## START

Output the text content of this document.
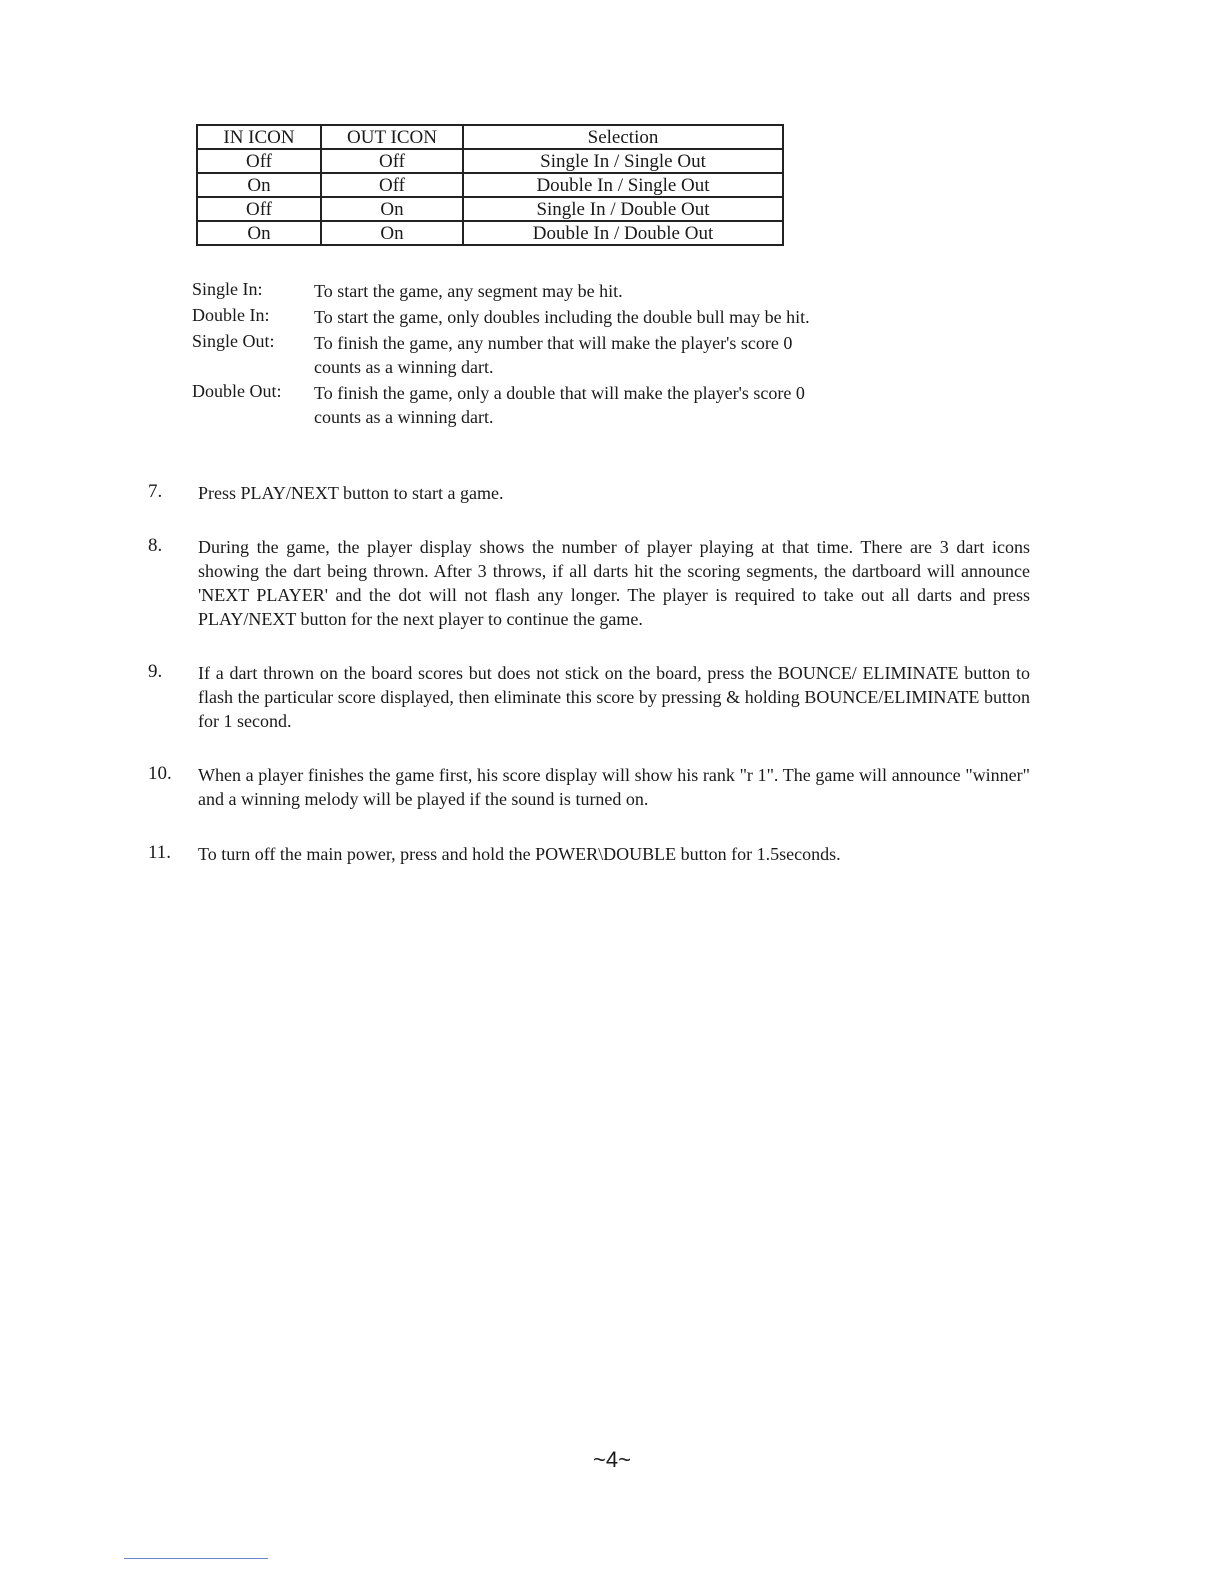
IN ICON	OUT ICON	Selection
Off	Off	Single In / Single Out
On	Off	Double In / Single Out
Off	On	Single In / Double Out
On	On	Double In / Double Out
Single In:	To start the game, any segment may be hit.
Double In: To start the game, only doubles including the double bull may be hit.
Single Out: To finish the game, any number that will make the player's score 0 counts as a winning dart.
Double Out: To finish the game, only a double that will make the player's score 0 counts as a winning dart.
7. Press PLAY/NEXT button to start a game.
8. During the game, the player display shows the number of player playing at that time. There are 3 dart icons showing the dart being thrown. After 3 throws, if all darts hit the scoring segments, the dartboard will announce 'NEXT PLAYER' and the dot will not flash any longer. The player is required to take out all darts and press PLAY/NEXT button for the next player to continue the game.
9. If a dart thrown on the board scores but does not stick on the board, press the BOUNCE/ ELIMINATE button to flash the particular score displayed, then eliminate this score by pressing & holding BOUNCE/ELIMINATE button for 1 second.
10. When a player finishes the game first, his score display will show his rank "r 1". The game will announce "winner" and a winning melody will be played if the sound is turned on.
11. To turn off the main power, press and hold the POWER\DOUBLE button for 1.5seconds.
~4~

## END

### [EXERCISE PROMPT]
Count the lines that include the word "this" and state the result as a bare number.

### [WRITTEN RESPONSE]
2